Task goal: Reproduce the passage of the al-Badia blog post starting with "Tuesday, October 14, 2008" and going on through "out of this?", word for word.

-- Extract provided start --

Tuesday, October 14, 2008

al-Badia part II: "This is living history."

Al-Badia, part II: “This is living history.”

“See that village, far to the left?” I’m not looking for the village, I’m clenching the dusty glass mango juice bottle in my hand, watching in my peripheral vision my backpack sitting on the rock several feet away from me, out of reach, wondering about many unrelated things like how to trim the string trailing from my abaya sleeve and the production of mango juice, yet in the back of my mind trying to remember the location of my phone inside that bag. “Do you see it?”
“Yes.”
“That’s in Jordan. See that village just beyond?” Go up this mountain. O.k., I’m on this mountain in the middle of nowhere; now how do I get out of this?
“Yes.”
“That is in Syria. That’s where we’re going.”
“Just to the border, you mean.” My guide hesitates dramatically. Does he think this is funny?
“Of course. But the border is still very dangerous.” Right. “Very dangerous”. My academic advisor said we could see the border if we wanted, that our families might even offer to take us since we live so close. My guide is trying to impress me.
“O.k., let’s go.”

-- Extract provided end --
-- Data supplied start --

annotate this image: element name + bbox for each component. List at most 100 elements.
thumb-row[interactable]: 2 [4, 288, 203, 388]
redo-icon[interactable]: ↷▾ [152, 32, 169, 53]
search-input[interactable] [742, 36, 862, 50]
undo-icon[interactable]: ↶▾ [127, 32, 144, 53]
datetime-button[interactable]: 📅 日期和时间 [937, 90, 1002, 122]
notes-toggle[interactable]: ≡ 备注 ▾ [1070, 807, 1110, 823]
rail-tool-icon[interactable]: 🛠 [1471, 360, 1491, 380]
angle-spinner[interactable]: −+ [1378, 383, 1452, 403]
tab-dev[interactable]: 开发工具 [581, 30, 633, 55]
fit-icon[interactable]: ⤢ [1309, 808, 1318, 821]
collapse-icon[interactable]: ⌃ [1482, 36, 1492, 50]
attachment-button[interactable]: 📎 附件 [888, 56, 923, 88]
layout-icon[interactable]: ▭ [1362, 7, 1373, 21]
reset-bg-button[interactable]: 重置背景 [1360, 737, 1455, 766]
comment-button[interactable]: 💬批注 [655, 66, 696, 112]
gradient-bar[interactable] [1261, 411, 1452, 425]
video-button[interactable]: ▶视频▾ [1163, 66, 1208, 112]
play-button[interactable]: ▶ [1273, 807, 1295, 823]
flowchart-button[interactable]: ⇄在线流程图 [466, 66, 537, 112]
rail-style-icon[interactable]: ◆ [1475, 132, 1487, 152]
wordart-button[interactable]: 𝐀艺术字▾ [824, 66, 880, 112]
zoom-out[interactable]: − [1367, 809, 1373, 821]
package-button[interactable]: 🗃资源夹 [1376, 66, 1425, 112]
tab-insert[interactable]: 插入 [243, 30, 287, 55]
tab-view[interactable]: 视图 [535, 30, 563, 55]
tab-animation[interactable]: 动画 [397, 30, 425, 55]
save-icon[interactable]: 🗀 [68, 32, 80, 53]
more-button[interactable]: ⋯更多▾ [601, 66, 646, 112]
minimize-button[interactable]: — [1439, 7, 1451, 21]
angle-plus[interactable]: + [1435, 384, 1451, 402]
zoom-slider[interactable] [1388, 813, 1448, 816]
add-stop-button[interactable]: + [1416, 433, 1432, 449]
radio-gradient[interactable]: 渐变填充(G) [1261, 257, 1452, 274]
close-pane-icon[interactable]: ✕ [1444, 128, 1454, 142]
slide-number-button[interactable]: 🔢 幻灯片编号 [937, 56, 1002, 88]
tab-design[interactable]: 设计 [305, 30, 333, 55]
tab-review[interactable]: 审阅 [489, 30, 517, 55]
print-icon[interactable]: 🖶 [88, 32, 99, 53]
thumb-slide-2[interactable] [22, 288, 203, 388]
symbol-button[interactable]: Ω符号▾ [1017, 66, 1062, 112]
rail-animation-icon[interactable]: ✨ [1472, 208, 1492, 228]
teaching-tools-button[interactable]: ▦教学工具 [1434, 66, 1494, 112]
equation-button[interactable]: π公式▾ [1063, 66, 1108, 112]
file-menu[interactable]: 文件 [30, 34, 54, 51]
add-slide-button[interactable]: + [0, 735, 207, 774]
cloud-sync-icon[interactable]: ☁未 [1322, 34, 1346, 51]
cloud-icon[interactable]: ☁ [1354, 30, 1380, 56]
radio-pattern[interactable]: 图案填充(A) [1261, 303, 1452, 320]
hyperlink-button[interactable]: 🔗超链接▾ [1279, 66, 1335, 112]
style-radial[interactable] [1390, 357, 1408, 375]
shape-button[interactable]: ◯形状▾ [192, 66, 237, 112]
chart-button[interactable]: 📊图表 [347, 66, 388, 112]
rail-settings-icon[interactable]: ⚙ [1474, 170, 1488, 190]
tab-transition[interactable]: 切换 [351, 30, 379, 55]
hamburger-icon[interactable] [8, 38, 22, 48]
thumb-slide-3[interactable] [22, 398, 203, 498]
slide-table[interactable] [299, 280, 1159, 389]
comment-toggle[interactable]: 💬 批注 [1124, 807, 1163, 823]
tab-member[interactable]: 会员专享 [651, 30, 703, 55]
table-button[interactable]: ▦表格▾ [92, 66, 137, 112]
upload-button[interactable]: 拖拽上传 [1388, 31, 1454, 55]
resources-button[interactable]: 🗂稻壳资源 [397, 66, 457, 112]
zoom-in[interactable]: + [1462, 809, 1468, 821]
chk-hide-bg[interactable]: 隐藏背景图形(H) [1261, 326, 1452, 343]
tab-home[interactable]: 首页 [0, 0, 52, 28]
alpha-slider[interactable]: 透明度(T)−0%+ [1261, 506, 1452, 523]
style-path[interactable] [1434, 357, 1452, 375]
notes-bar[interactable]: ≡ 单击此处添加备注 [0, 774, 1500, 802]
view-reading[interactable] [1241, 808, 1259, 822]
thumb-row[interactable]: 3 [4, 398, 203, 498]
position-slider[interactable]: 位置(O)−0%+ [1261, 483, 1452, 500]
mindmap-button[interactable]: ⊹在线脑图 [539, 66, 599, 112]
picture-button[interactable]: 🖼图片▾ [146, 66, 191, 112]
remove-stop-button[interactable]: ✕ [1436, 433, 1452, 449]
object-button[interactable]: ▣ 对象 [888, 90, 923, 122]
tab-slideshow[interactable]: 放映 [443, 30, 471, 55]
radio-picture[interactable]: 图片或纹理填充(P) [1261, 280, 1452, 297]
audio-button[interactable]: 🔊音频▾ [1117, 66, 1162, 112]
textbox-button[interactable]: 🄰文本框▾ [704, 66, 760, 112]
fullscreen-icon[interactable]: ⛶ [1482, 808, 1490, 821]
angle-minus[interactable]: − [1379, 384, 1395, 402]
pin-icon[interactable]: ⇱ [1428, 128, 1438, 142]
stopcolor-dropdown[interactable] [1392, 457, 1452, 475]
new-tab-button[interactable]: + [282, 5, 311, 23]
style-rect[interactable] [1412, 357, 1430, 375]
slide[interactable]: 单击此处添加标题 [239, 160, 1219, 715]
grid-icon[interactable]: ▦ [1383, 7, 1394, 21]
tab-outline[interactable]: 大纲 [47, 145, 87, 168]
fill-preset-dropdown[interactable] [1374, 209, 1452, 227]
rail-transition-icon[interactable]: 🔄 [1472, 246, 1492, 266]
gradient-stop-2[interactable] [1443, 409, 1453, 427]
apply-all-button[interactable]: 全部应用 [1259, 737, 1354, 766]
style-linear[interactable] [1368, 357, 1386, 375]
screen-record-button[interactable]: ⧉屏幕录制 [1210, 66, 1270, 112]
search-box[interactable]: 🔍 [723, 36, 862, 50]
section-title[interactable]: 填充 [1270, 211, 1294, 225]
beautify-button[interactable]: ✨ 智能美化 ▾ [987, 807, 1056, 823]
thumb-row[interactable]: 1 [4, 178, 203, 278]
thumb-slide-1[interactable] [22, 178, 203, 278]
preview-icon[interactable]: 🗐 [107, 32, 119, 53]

-- Data supplied end --

Reply:
Tuesday, October 14, 2008

al-Badia part II: "This is living history."

Al-Badia, part II: “This is living history.”

“See that village, far to the left?” I’m not looking for the village, I’m clenching the dusty glass mango juice bottle in my hand, watching in my peripheral vision my backpack sitting on the rock several feet away from me, out of reach, wondering about many unrelated things like how to trim the string trailing from my abaya sleeve and the production of mango juice, yet in the back of my mind trying to remember the location of my phone inside that bag. “Do you see it?”
“Yes.”
“That’s in Jordan. See that village just beyond?” Go up this mountain. O.k., I’m on this mountain in the middle of nowhere; now how do I get out of this?